# START OF GIVEN INFORMATION

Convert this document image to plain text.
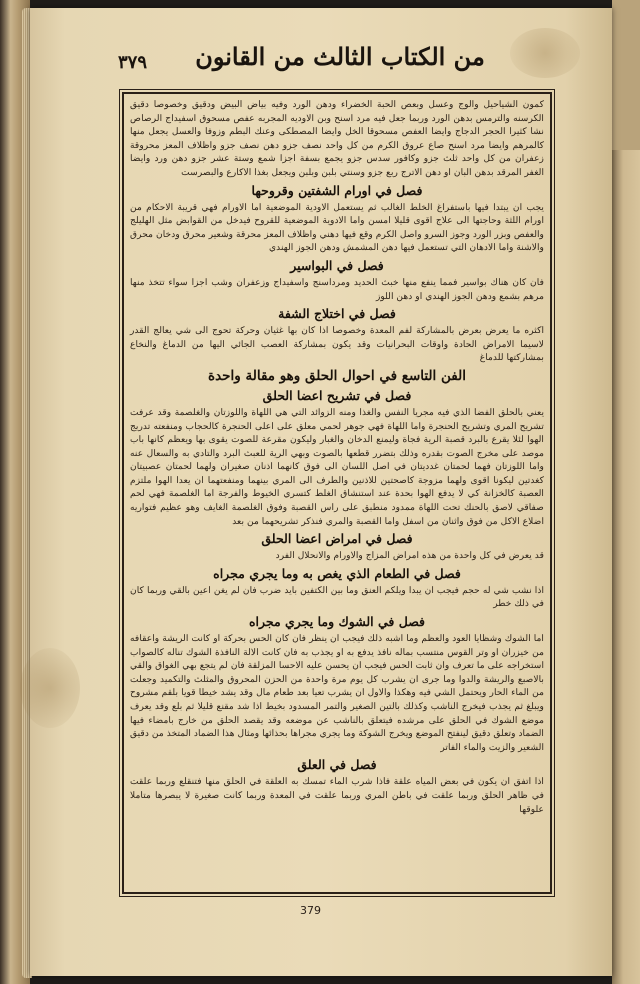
٣٧٩	من الكتاب الثالث من القانون
كمون الشياحيل والوج وعسل وبعص الحبة الخضراء ودهن الورد وفيه بياض البيض ودقيق وخصوصا دقيق الكرسنه والترمس بدهن الورد وربما جعل فيه مرد اسنح وبن الاوديه المجربه عفص مسحوق اسفيداج الرصاص نشا كثيرا الحجر الدجاج وايضا العفص مسحوقا الخل وايضا المصطكى وعنك البطم وزوفا والعسل يجعل منها كالمرهم وايضا مرد اسنح صاع عروق الكرم من كل واحد نصف جزو دهن نصف جزو واظلاف المعز محروقة زعفران من كل واحد ثلث جزو وكافور سدس جزو يجمع بسفة اجزا شمع وستة عشر جزو دهن ورد وايضا الغفر المرقد بدهن البان او دهن الاترج ربع جزو وسنتي بلبن وبلبن ويجعل بغذا الاكارع والبصرست
فصل في اورام الشفتين وقروحها
يجب ان يبتدا فيها باستفراغ الخلط الغالب ثم يستعمل الاودية الموضعية اما الاورام فهي قريبة الاحكام من اورام اللثة وحاجتها الى علاج اقوى قليلا امسن واما الادوية الموضعية للقروح فيدخل من القوابض مثل الهليلج والعفص وبزر الورد وجوز السرو واصل الكرم وقع فيها دهني واظلاف المعز محرقة وشعير محرق ودخان محرق والاشنة واما الادهان التي تستعمل فيها دهن المشمش ودهن الجوز الهندي
فصل في البواسير
فان كان هناك بواسير فمما ينفع منها خبث الحديد ومرداسنج واسفيداج وزعفران وشب اجزا سواء تتخذ منها مرهم بشمع ودهن الجوز الهندي او دهن اللوز
فصل في اختلاج الشفة
اكثره ما يعرض بعرض بالمشاركة لفم المعدة وخصوصا اذا كان بها غثيان وحركة تحوج الى شي يعالج القدر لاسيما الامراض الحادة واوقات البحرانيات وقد يكون بمشاركة العصب الجائي اليها من الدماغ والنخاع بمشاركتها للدماغ
الفن التاسع في احوال الحلق وهو مقالة واحدة
فصل في تشريح اعضا الحلق
يعني بالحلق الفضا الذي فيه مجريا النفس والغذا ومنه الزوائد التي هي اللهاة واللوزتان والغلصمة وقد عرفت تشريح المري وتشريح الحنجرة واما اللهاة فهي جوهر لحمي معلق على اعلى الحنجرة كالحجاب ومنفعته تدريج الهوا لئلا يقرع بالبرد قصبة الرية فجاة وليمنع الدخان والغبار وليكون مقرعة للصوت يقوى بها ويعظم كانها باب موصد على مخرج الصوت بقدره وذلك بتضرر قطعها بالصوت وبهي الرية للعبث البرد والتادي به والسعال عنه واما اللوزتان فهما لحمتان غدديتان في اصل اللسان الى فوق كانهما اذنان صغيران ولهما لحمتان عصبيتان كغدتين ليكونا اقوى ولهما مزوجة كاصحتين للاذنين والطرف الى المري بينهما ومنفعتهما ان يعدا الهوا ملتزم العصبة كالخزانة كي لا يدفع الهوا بحدة عند استنشاق الغلط كتسري الخيوط والفرجة اما الغلصمة فهي لحم صفاقي لاصق بالحنك تحت اللهاة ممدود منطبق على راس القصبة وفوق الغلصمة الغايف وهو عظيم فتواريه اضلاع الاكل من فوق واثنان من اسفل واما القصبة والمري فنذكر تشريحهما من بعد
فصل في امراض اعضا الحلق
قد يعرض في كل واحدة من هذه امراض المزاج والاورام والانحلال الفرد
فصل في الطعام الذي يغص به وما يجري مجراه
اذا نشب شي له حجم فيجب ان يبدا ويلكم العنق وما بين الكتفين بايد ضرب فان لم يغن اعين بالقي وربما كان في ذلك خطر
فصل في الشوك وما يجري مجراه
اما الشوك وشظايا العود والعظم وما اشبه ذلك فيجب ان ينظر فان كان الحس بحركة او كانت الريشة واعقافه من خيزران او وتر القوس منتسب بماله نافذ يدفع به او يجذب به فان كانت الالة النافذة الشوك تناله كالصواب استخراجه على ما تعرف وان ثابت الحس فيجب ان يحسن عليه الاحسا المزلقة فان لم يتجع بهي الغواق والقي بالاصبع والريشة والدوا وما جرى ان يشرب كل يوم مرة واحدة من الحزن المحروق والمثلث والتكميد وجعلت من الماء الحار ويحتمل الشي فيه وهكذا والاول ان يشرب تعيا بعد طعام مال وقد يشد خيطا قويا بلقم مشروح ويبلغ ثم يجذب فيخرج الناشب وكذلك بالتين الصغير والتمر المسدود بخيط اذا شد مقنع قليلا ثم بلع وقد يعرف موضع الشوك في الحلق على مرشده فيتعلق بالناشب عن موضعه وقد يقصد الحلق من خارج بامضاء فيها الضماد وتعلق دقيق لينفتح الموضع ويخرج الشوكة وما يجري مجراها بحذائها ومثال هذا الضماد المتخذ من دقيق الشعير والزيت والماء الفاتر
فصل في العلق
اذا اتفق ان يكون في بعض المياه علقة فاذا شرب الماء تمسك به العلقة في الحلق منها فتنقلع وربما علقت في ظاهر الحلق وربما علقت في باطن المري وربما علقت في المعدة وربما كانت صغيرة لا يبصرها متاملا علوقها
379
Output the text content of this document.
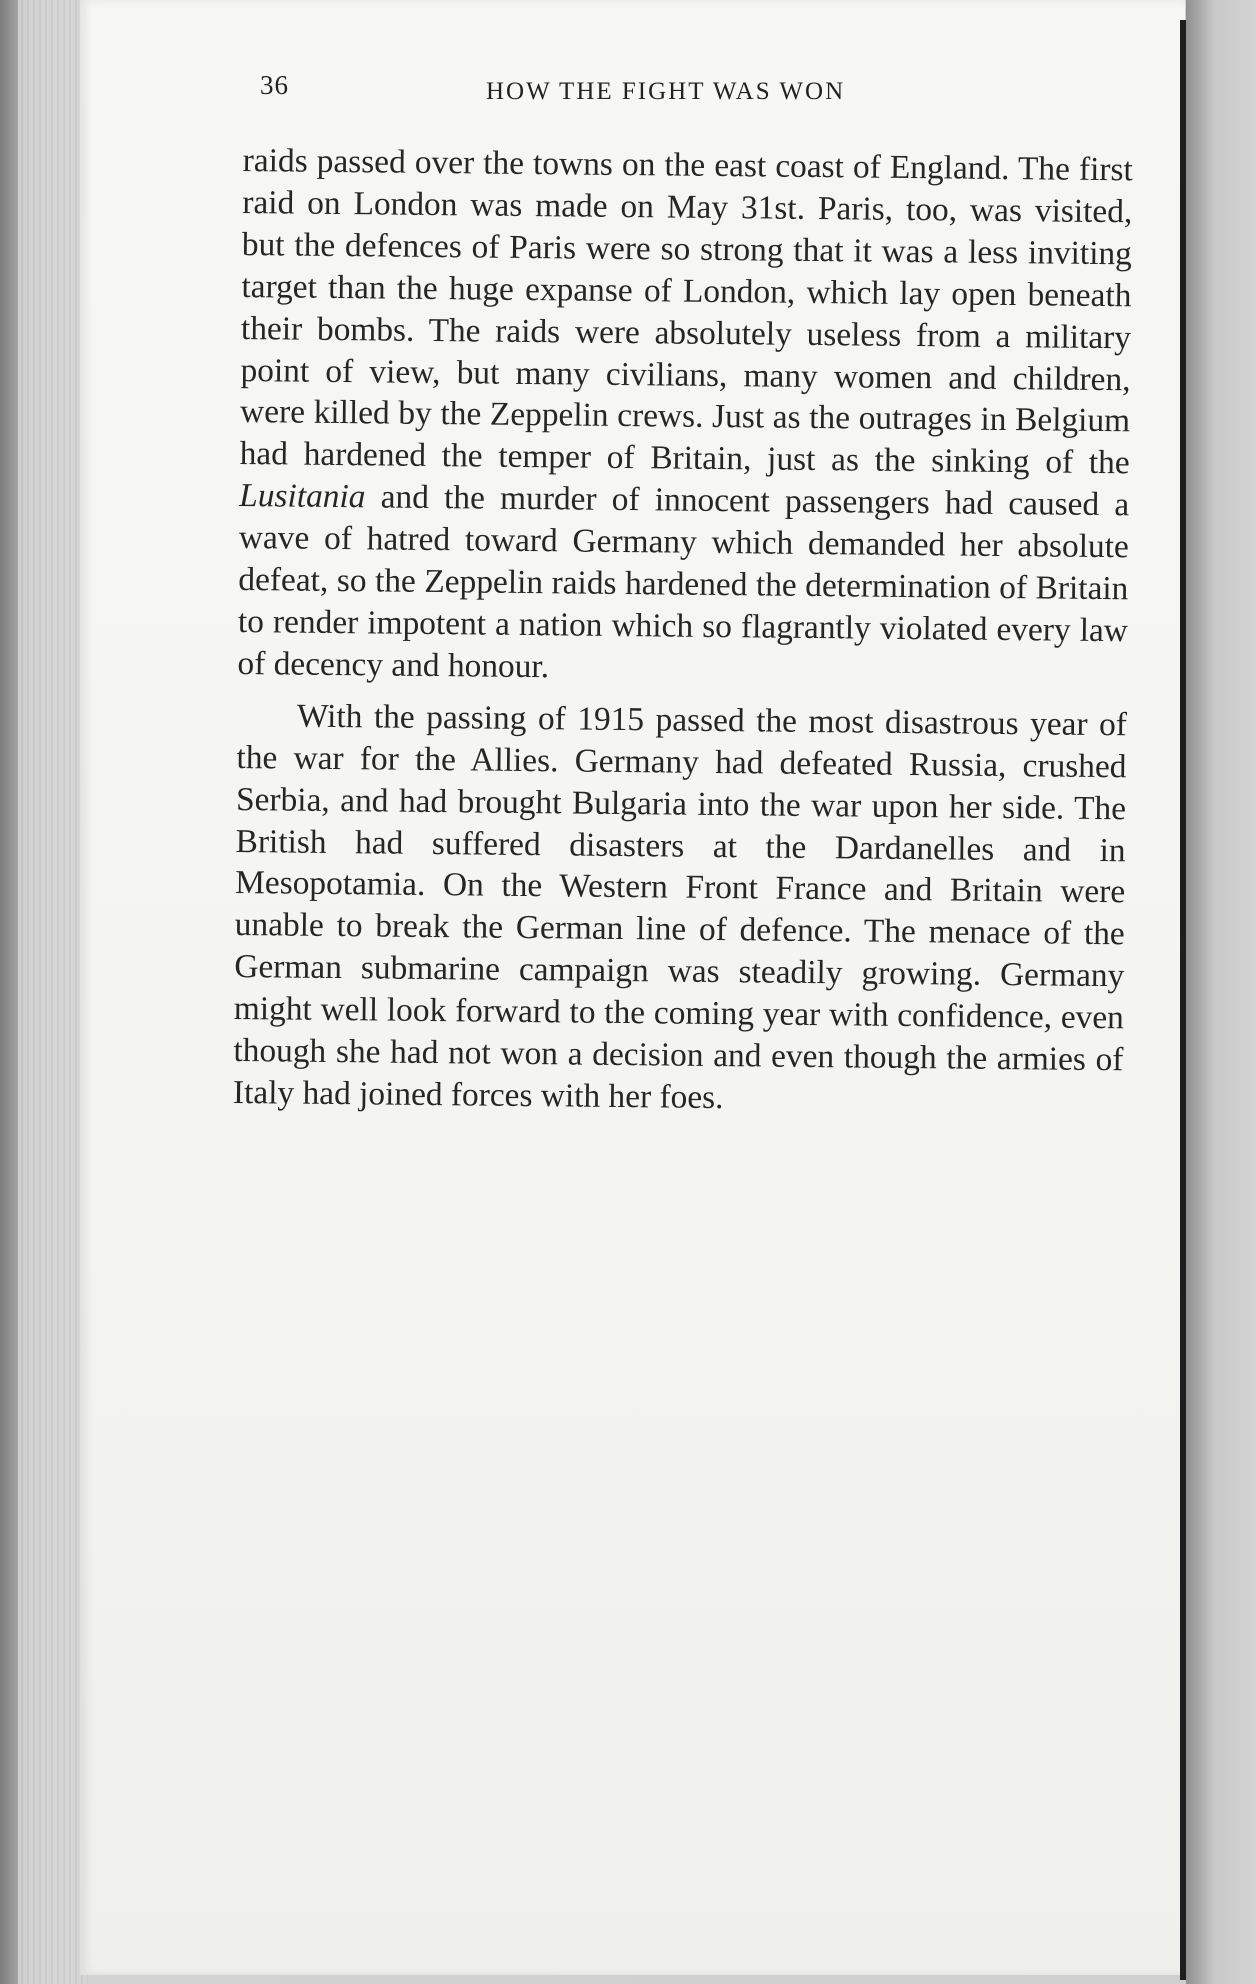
36	HOW THE FIGHT WAS WON

raids passed over the towns on the east coast of England. The first raid on London was made on May 31st. Paris, too, was visited, but the defences of Paris were so strong that it was a less inviting target than the huge expanse of London, which lay open beneath their bombs. The raids were absolutely useless from a military point of view, but many civilians, many women and children, were killed by the Zeppelin crews. Just as the outrages in Belgium had hardened the temper of Britain, just as the sinking of the Lusitania and the murder of innocent passengers had caused a wave of hatred toward Germany which demanded her absolute defeat, so the Zeppelin raids hardened the determination of Britain to render impotent a nation which so flagrantly violated every law of decency and honour.

With the passing of 1915 passed the most disastrous year of the war for the Allies. Germany had defeated Russia, crushed Serbia, and had brought Bulgaria into the war upon her side. The British had suffered disasters at the Dardanelles and in Mesopotamia. On the Western Front France and Britain were unable to break the German line of defence. The menace of the German submarine campaign was steadily growing. Germany might well look forward to the coming year with confidence, even though she had not won a decision and even though the armies of Italy had joined forces with her foes.
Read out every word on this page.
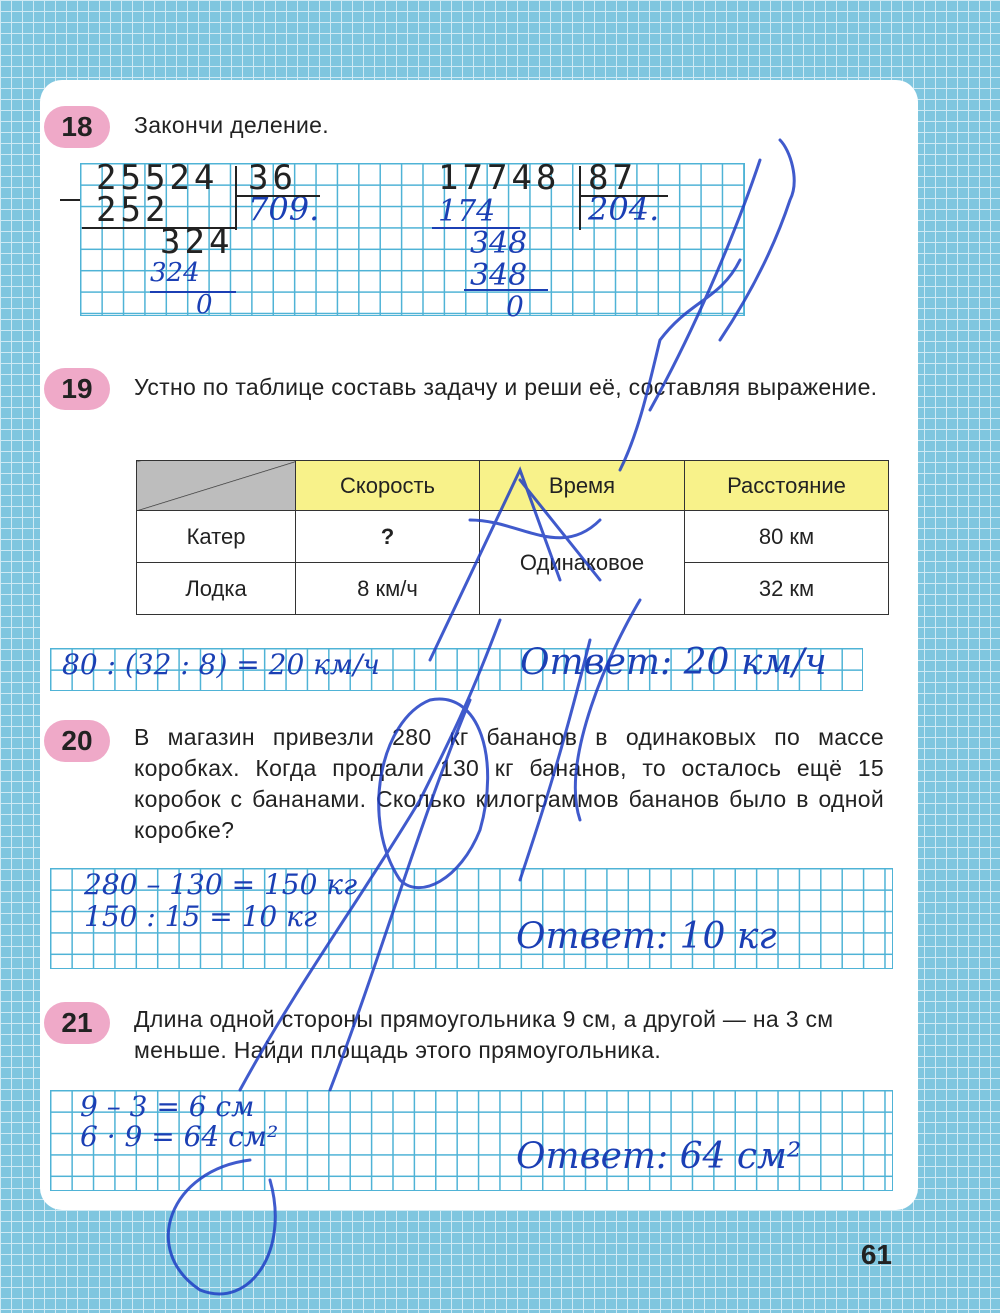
18	Закончи деление.
25524 36
252 709.
324
324
0
17748 87
174	204.
348
348
0
19	Устно по таблице составь задачу и реши её, составляя выражение.
	Скорость	Время	Расстояние
Катер	?	Одинаковое	80 км
Лодка	8 км/ч		32 км
80 : (32 : 8) = 20 км/ч	Ответ: 20 км/ч
20	В магазин привезли 280 кг бананов в одинаковых по массе коробках. Когда продали 130 кг бананов, то осталось ещё 15 коробок с бананами. Сколько килограммов бананов было в одной коробке?
280 – 130 = 150 кг
150 : 15 = 10 кг	Ответ: 10 кг
21	Длина одной стороны прямоугольника 9 см, а другой — на 3 см меньше. Найди площадь этого прямоугольника.
9 – 3 = 6 см
6 · 9 = 64 см²	Ответ: 64 см²
61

# END OF GIVEN INFORMATION

- **EXERCISE OBJECTIVE**
Leave the pictures out and print the records above exactly as they stand.

- **RIGHT ANSWER**
Convert this document image to plain text.
٣٧٩	من الكتاب الثالث من القانون
كمون الشياحيل والوج وعسل وبعص الحبة الخضراء ودهن الورد وفيه بياض البيض ودقيق وخصوصا دقيق الكرسنه والترمس بدهن الورد وربما جعل فيه مرد اسنح وبن الاوديه المجربه عفص مسحوق اسفيداج الرصاص نشا كثيرا الحجر الدجاج وايضا العفص مسحوقا الخل وايضا المصطكى وعنك البطم وزوفا والعسل يجعل منها كالمرهم وايضا مرد اسنح صاع عروق الكرم من كل واحد نصف جزو دهن نصف جزو واظلاف المعز محروقة زعفران من كل واحد ثلث جزو وكافور سدس جزو يجمع بسفة اجزا شمع وستة عشر جزو دهن ورد وايضا الغفر المرقد بدهن البان او دهن الاترج ربع جزو وسنتي بلبن وبلبن ويجعل بغذا الاكارع والبصرست
فصل في اورام الشفتين وقروحها
يجب ان يبتدا فيها باستفراغ الخلط الغالب ثم يستعمل الاودية الموضعية اما الاورام فهي قريبة الاحكام من اورام اللثة وحاجتها الى علاج اقوى قليلا امسن واما الادوية الموضعية للقروح فيدخل من القوابض مثل الهليلج والعفص وبزر الورد وجوز السرو واصل الكرم وقع فيها دهني واظلاف المعز محرقة وشعير محرق ودخان محرق والاشنة واما الادهان التي تستعمل فيها دهن المشمش ودهن الجوز الهندي
فصل في البواسير
فان كان هناك بواسير فمما ينفع منها خبث الحديد ومرداسنج واسفيداج وزعفران وشب اجزا سواء تتخذ منها مرهم بشمع ودهن الجوز الهندي او دهن اللوز
فصل في اختلاج الشفة
اكثره ما يعرض بعرض بالمشاركة لفم المعدة وخصوصا اذا كان بها غثيان وحركة تحوج الى شي يعالج القدر لاسيما الامراض الحادة واوقات البحرانيات وقد يكون بمشاركة العصب الجائي اليها من الدماغ والنخاع بمشاركتها للدماغ
الفن التاسع في احوال الحلق وهو مقالة واحدة
فصل في تشريح اعضا الحلق
يعني بالحلق الفضا الذي فيه مجريا النفس والغذا ومنه الزوائد التي هي اللهاة واللوزتان والغلصمة وقد عرفت تشريح المري وتشريح الحنجرة واما اللهاة فهي جوهر لحمي معلق على اعلى الحنجرة كالحجاب ومنفعته تدريج الهوا لئلا يقرع بالبرد قصبة الرية فجاة وليمنع الدخان والغبار وليكون مقرعة للصوت يقوى بها ويعظم كانها باب موصد على مخرج الصوت بقدره وذلك بتضرر قطعها بالصوت وبهي الرية للعبث البرد والتادي به والسعال عنه واما اللوزتان فهما لحمتان غدديتان في اصل اللسان الى فوق كانهما اذنان صغيران ولهما لحمتان عصبيتان كغدتين ليكونا اقوى ولهما مزوجة كاصحتين للاذنين والطرف الى المري بينهما ومنفعتهما ان يعدا الهوا ملتزم العصبة كالخزانة كي لا يدفع الهوا بحدة عند استنشاق الغلط كتسري الخيوط والفرجة اما الغلصمة فهي لحم صفاقي لاصق بالحنك تحت اللهاة ممدود منطبق على راس القصبة وفوق الغلصمة الغايف وهو عظيم فتواريه اضلاع الاكل من فوق واثنان من اسفل واما القصبة والمري فنذكر تشريحهما من بعد
فصل في امراض اعضا الحلق
قد يعرض في كل واحدة من هذه امراض المزاج والاورام والانحلال الفرد
فصل في الطعام الذي يغص به وما يجري مجراه
اذا نشب شي له حجم فيجب ان يبدا ويلكم العنق وما بين الكتفين بايد ضرب فان لم يغن اعين بالقي وربما كان في ذلك خطر
فصل في الشوك وما يجري مجراه
اما الشوك وشظايا العود والعظم وما اشبه ذلك فيجب ان ينظر فان كان الحس بحركة او كانت الريشة واعقافه من خيزران او وتر القوس منتسب بماله نافذ يدفع به او يجذب به فان كانت الالة النافذة الشوك تناله كالصواب استخراجه على ما تعرف وان ثابت الحس فيجب ان يحسن عليه الاحسا المزلقة فان لم يتجع بهي الغواق والقي بالاصبع والريشة والدوا وما جرى ان يشرب كل يوم مرة واحدة من الحزن المحروق والمثلث والتكميد وجعلت من الماء الحار ويحتمل الشي فيه وهكذا والاول ان يشرب تعيا بعد طعام مال وقد يشد خيطا قويا بلقم مشروح ويبلغ ثم يجذب فيخرج الناشب وكذلك بالتين الصغير والتمر المسدود بخيط اذا شد مقنع قليلا ثم بلع وقد يعرف موضع الشوك في الحلق على مرشده فيتعلق بالناشب عن موضعه وقد يقصد الحلق من خارج بامضاء فيها الضماد وتعلق دقيق لينفتح الموضع ويخرج الشوكة وما يجري مجراها بحذائها ومثال هذا الضماد المتخذ من دقيق الشعير والزيت والماء الفاتر
فصل في العلق
اذا اتفق ان يكون في بعض المياه علقة فاذا شرب الماء تمسك به العلقة في الحلق منها فتنقلع وربما علقت في ظاهر الحلق وربما علقت في باطن المري وربما علقت في المعدة وربما كانت صغيرة لا يبصرها متاملا علوقها
379
Output the text content of this document.
36	HOW THE FIGHT WAS WON

raids passed over the towns on the east coast of England. The first raid on London was made on May 31st. Paris, too, was visited, but the defences of Paris were so strong that it was a less inviting target than the huge expanse of London, which lay open beneath their bombs. The raids were absolutely useless from a military point of view, but many civilians, many women and children, were killed by the Zeppelin crews. Just as the outrages in Belgium had hardened the temper of Britain, just as the sinking of the Lusitania and the murder of innocent passengers had caused a wave of hatred toward Germany which demanded her absolute defeat, so the Zeppelin raids hardened the determination of Britain to render impotent a nation which so flagrantly violated every law of decency and honour.

With the passing of 1915 passed the most disastrous year of the war for the Allies. Germany had defeated Russia, crushed Serbia, and had brought Bulgaria into the war upon her side. The British had suffered disasters at the Dardanelles and in Mesopotamia. On the Western Front France and Britain were unable to break the German line of defence. The menace of the German submarine campaign was steadily growing. Germany might well look forward to the coming year with confidence, even though she had not won a decision and even though the armies of Italy had joined forces with her foes.
Read out every word on this page.
18	Закончи деление.
25524 36
252 709.
324
324
0
17748 87
174	204.
348
348
0
19	Устно по таблице составь задачу и реши её, составляя выражение.
	Скорость	Время	Расстояние
Катер	?	Одинаковое	80 км
Лодка	8 км/ч		32 км
80 : (32 : 8) = 20 км/ч	Ответ: 20 км/ч
20	В магазин привезли 280 кг бананов в одинаковых по массе коробках. Когда продали 130 кг бананов, то осталось ещё 15 коробок с бананами. Сколько килограммов бананов было в одной коробке?
280 – 130 = 150 кг
150 : 15 = 10 кг	Ответ: 10 кг
21	Длина одной стороны прямоугольника 9 см, а другой — на 3 см меньше. Найди площадь этого прямоугольника.
9 – 3 = 6 см
6 · 9 = 64 см²	Ответ: 64 см²
61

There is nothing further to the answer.